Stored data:

***

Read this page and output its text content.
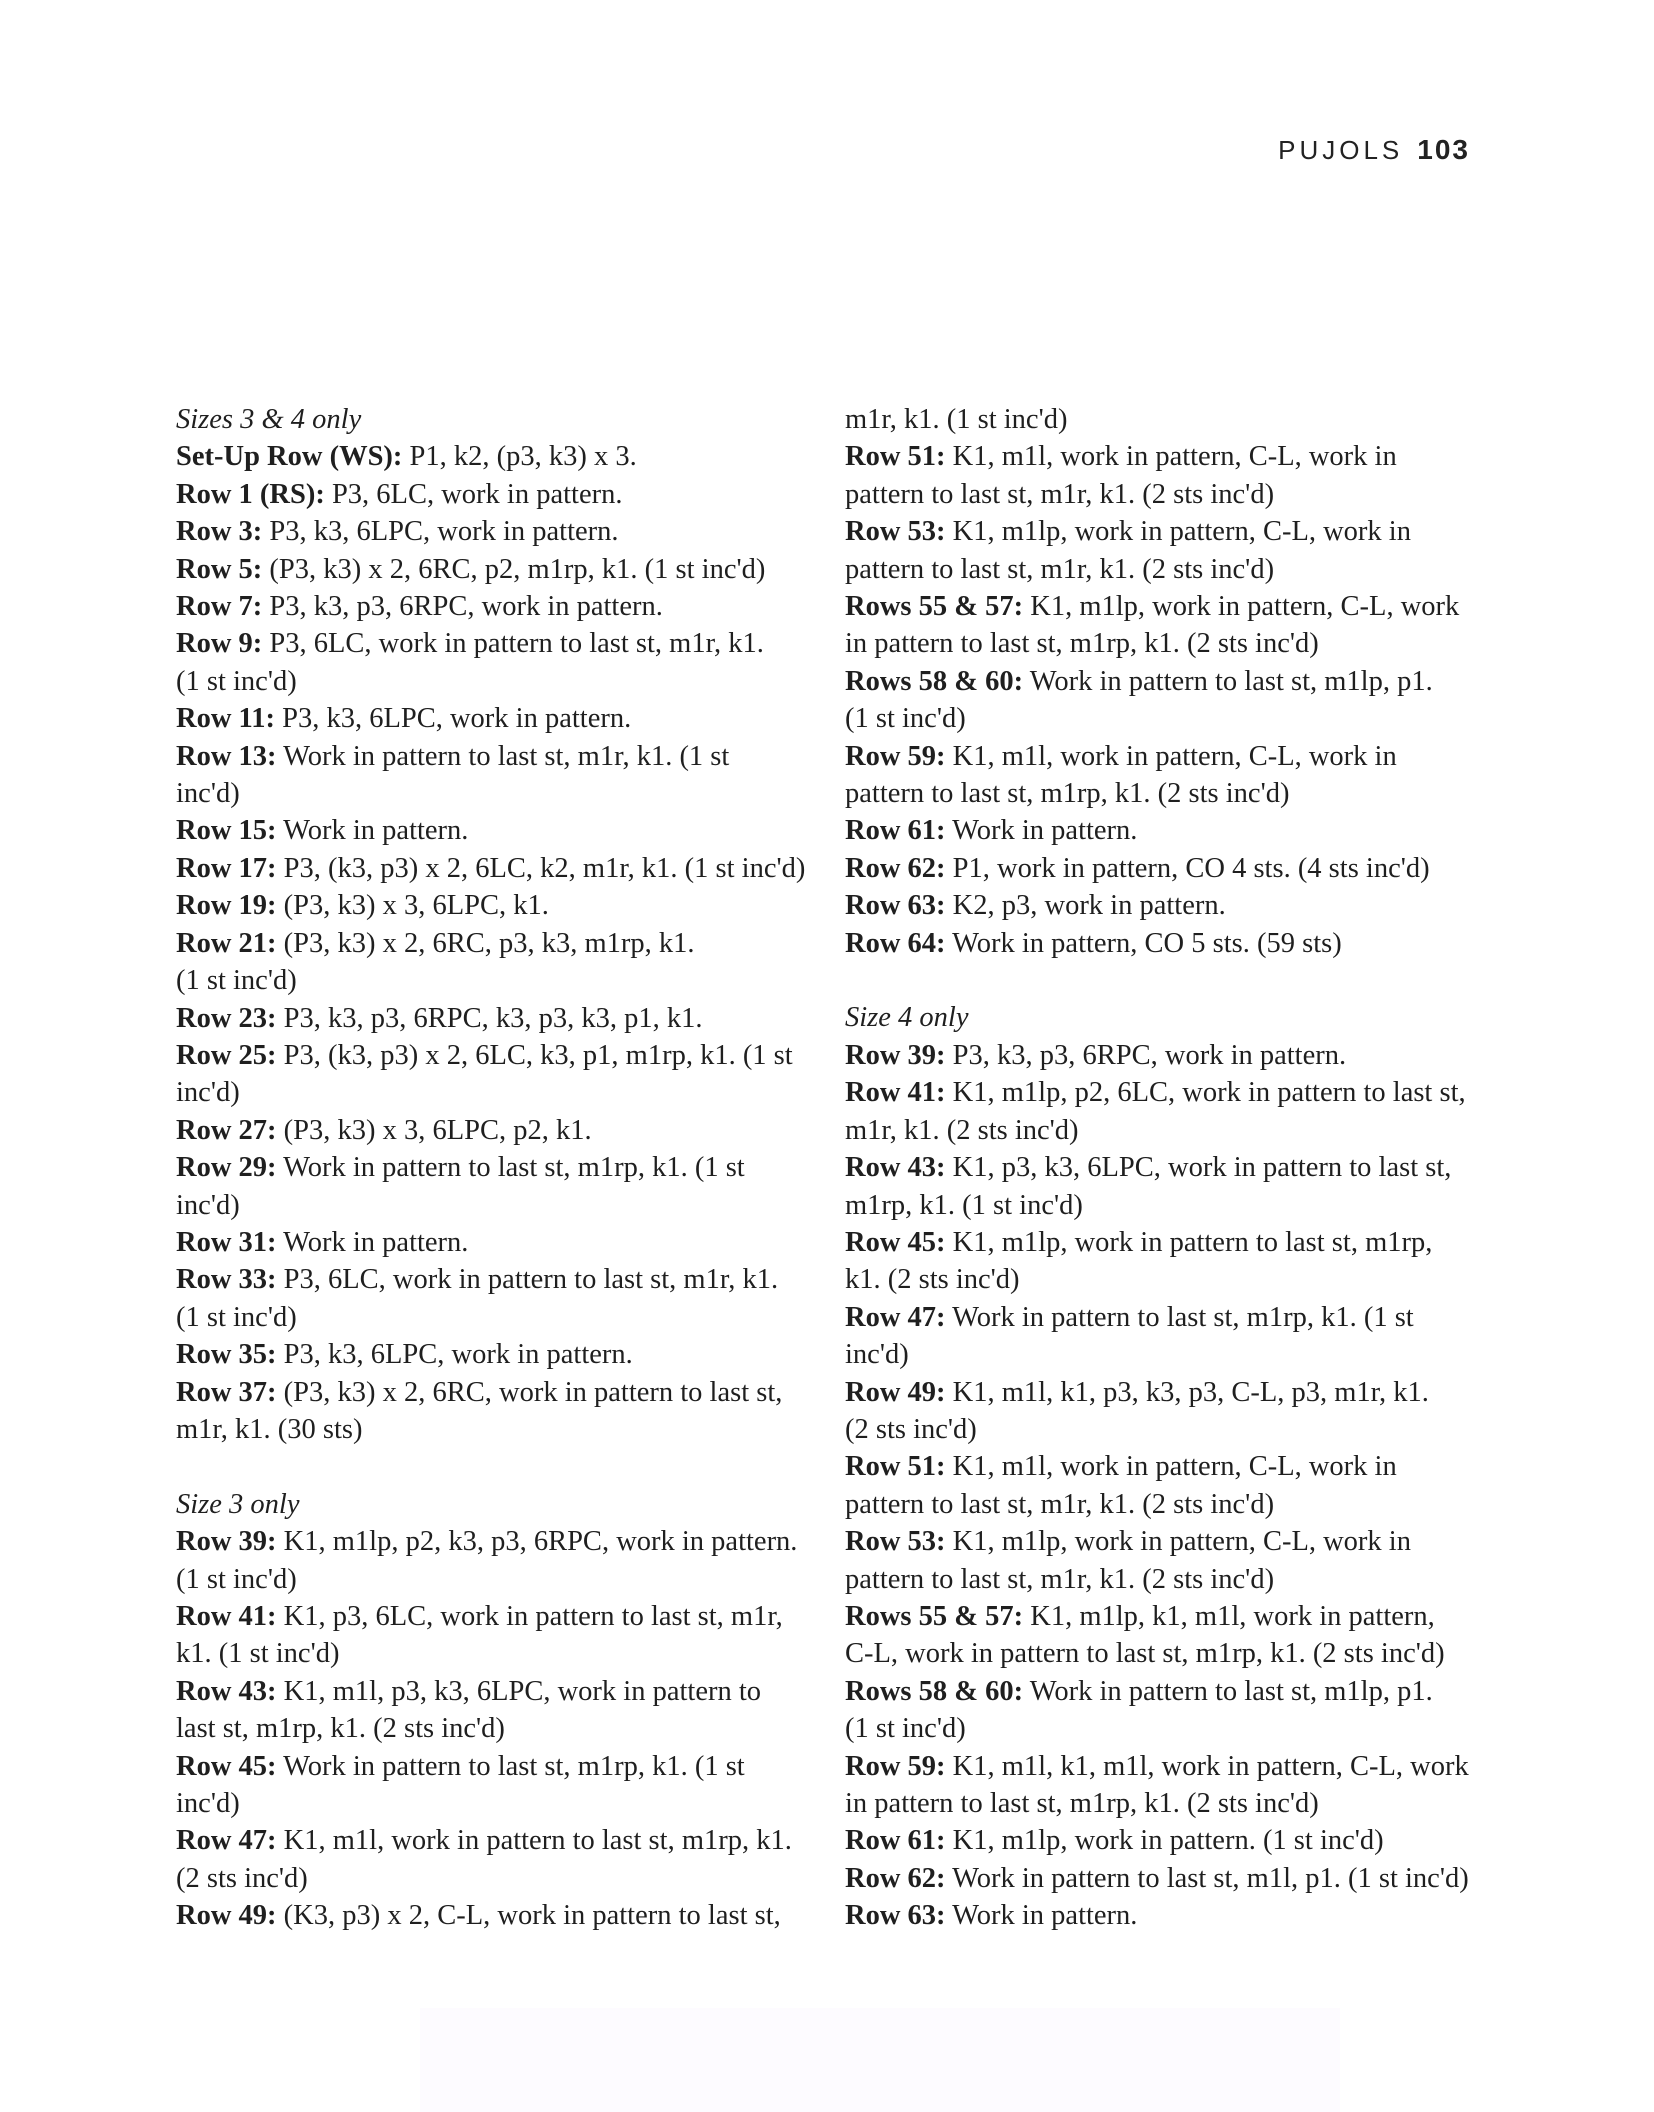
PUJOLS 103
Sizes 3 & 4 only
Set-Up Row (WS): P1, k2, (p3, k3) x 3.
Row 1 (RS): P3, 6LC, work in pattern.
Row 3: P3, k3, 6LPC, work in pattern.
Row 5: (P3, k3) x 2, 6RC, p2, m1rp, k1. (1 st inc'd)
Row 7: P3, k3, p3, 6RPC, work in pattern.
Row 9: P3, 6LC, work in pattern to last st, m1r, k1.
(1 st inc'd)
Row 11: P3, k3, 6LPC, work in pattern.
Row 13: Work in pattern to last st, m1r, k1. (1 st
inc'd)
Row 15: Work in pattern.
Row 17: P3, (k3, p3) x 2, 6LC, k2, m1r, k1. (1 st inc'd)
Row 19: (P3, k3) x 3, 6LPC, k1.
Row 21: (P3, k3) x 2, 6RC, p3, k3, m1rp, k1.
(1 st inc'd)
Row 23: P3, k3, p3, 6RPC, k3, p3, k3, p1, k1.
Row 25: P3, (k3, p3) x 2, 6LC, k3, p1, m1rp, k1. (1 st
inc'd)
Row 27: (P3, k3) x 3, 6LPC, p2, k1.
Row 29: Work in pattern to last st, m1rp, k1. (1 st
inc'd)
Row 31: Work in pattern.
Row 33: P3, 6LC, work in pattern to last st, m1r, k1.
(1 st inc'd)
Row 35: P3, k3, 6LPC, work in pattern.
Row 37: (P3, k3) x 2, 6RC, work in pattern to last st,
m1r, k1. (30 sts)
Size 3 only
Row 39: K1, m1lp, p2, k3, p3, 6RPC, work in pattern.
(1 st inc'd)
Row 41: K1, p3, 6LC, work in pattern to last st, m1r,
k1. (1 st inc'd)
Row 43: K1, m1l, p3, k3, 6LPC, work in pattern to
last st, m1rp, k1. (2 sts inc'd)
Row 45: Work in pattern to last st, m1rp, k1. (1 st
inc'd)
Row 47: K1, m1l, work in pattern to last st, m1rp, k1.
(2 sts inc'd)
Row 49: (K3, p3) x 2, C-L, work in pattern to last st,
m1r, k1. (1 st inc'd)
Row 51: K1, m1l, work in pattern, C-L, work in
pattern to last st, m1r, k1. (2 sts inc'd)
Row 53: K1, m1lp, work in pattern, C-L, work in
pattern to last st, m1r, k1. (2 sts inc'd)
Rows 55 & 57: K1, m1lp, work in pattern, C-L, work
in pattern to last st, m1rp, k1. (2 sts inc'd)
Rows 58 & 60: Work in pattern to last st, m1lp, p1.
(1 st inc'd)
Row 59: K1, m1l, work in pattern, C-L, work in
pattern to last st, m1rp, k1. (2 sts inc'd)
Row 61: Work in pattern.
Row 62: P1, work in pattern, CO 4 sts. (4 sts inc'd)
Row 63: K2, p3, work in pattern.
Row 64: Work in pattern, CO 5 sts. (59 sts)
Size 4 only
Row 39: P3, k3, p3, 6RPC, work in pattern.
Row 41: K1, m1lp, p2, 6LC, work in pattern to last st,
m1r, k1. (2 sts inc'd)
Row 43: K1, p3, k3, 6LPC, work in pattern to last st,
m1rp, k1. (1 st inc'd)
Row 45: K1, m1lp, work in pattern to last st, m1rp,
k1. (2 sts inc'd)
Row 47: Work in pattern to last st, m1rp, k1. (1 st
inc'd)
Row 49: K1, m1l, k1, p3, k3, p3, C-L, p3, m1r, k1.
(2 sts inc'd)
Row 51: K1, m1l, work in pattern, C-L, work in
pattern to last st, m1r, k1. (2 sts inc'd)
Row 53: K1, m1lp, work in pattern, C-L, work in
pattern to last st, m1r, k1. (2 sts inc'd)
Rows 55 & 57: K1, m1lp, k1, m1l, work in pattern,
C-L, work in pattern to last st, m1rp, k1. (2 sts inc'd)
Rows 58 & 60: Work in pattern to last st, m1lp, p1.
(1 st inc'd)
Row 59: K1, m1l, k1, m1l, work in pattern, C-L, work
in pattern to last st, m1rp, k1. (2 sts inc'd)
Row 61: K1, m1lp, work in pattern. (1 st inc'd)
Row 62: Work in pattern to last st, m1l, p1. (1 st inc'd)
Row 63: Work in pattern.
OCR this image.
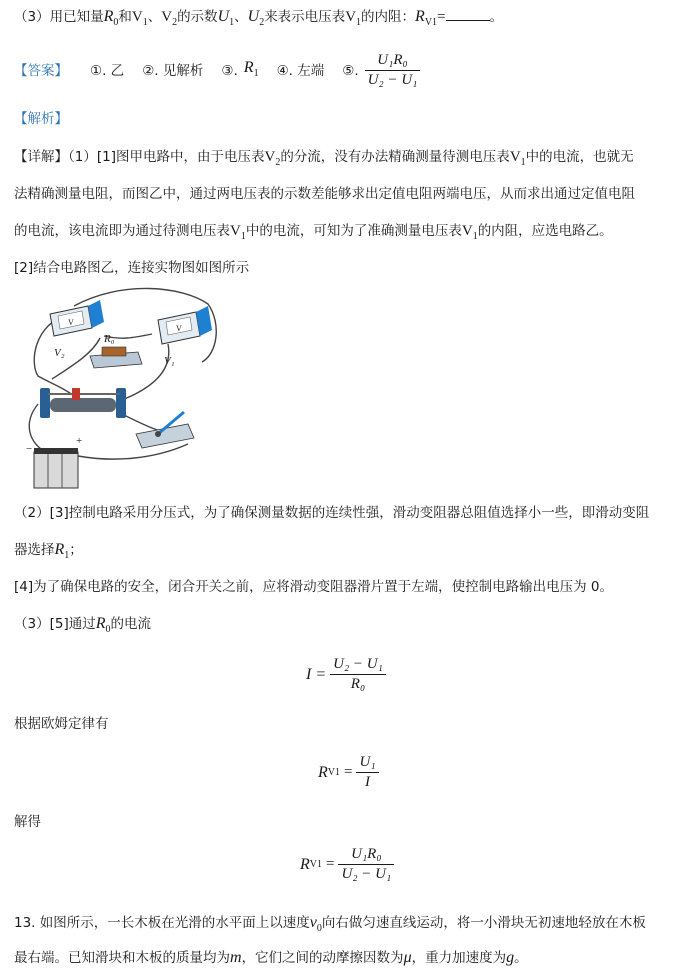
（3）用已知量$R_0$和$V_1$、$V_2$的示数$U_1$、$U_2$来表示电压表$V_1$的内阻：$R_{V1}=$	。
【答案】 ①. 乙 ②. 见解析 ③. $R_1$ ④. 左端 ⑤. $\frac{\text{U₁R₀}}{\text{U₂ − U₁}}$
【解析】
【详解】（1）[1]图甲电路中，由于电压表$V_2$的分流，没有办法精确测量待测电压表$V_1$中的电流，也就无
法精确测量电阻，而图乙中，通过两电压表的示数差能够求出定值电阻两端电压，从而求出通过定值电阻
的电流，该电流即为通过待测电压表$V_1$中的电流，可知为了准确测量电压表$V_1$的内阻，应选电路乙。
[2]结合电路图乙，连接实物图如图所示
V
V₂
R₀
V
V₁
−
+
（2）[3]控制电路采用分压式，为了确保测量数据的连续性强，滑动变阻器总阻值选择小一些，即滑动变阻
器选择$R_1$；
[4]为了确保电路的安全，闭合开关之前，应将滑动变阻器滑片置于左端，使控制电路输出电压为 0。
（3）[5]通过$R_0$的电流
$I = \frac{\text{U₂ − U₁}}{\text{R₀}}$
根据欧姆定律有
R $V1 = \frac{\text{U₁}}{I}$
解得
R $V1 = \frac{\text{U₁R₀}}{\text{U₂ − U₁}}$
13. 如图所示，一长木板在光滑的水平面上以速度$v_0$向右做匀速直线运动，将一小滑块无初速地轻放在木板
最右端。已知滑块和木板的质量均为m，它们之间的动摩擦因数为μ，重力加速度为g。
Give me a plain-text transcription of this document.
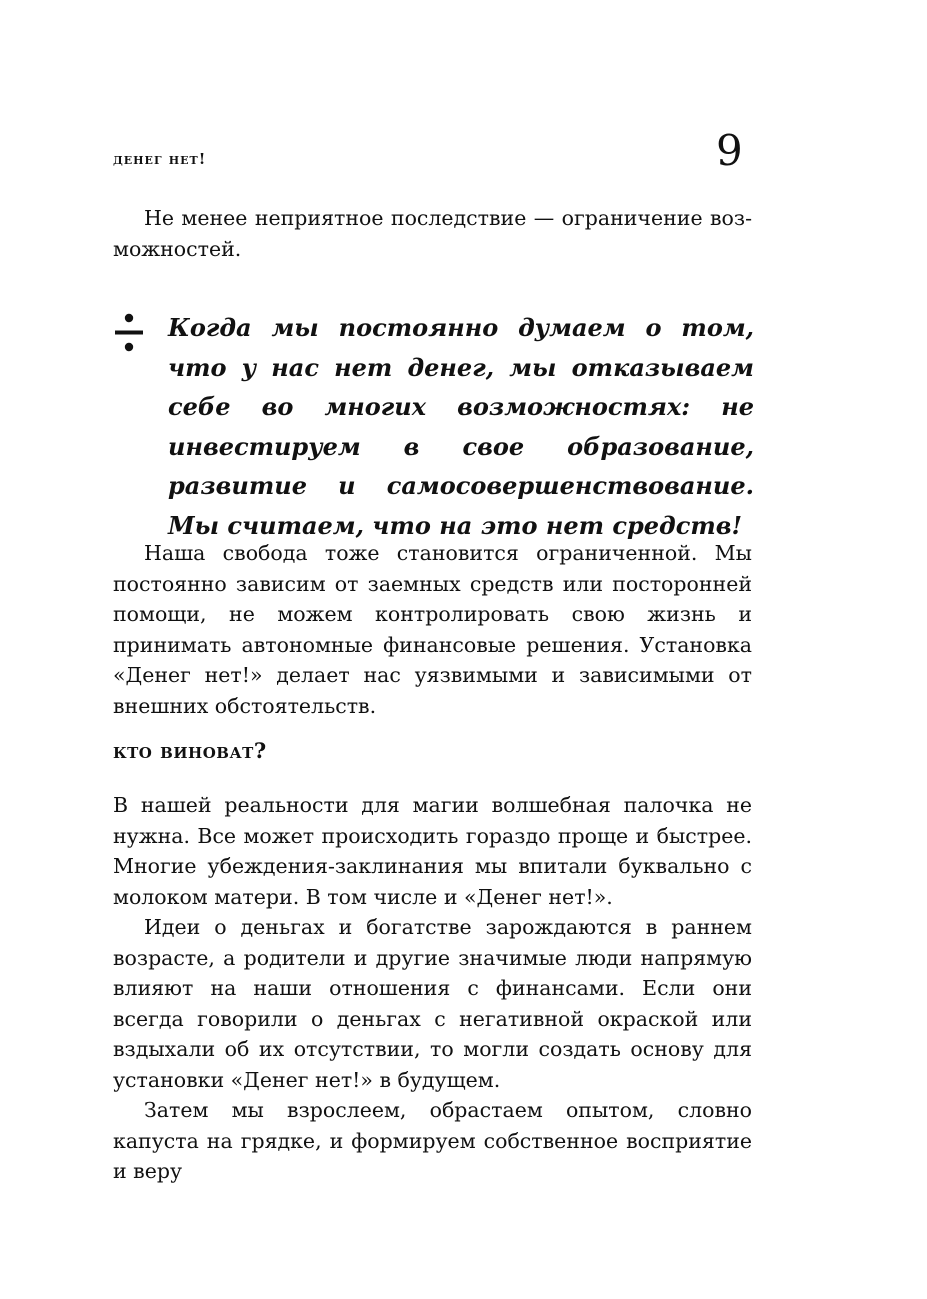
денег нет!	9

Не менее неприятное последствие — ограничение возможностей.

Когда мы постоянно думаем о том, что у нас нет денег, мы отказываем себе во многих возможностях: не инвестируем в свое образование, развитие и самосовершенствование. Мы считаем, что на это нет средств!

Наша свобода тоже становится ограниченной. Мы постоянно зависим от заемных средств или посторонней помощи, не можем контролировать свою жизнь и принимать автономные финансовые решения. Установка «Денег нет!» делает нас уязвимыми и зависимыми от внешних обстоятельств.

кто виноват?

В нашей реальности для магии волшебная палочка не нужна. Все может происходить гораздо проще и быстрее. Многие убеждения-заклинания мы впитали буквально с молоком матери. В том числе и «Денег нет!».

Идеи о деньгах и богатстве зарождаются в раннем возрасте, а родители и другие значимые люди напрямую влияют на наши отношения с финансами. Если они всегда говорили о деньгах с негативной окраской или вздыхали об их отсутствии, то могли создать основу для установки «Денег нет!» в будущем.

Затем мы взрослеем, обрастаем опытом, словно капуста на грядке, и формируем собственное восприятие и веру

***

## REQUEST
Pull every line containing "this" out of the data above.

## TASK SOLUTION
Read this page and output its text content.
OCR this image.
Give me a plain-text transcription of this document.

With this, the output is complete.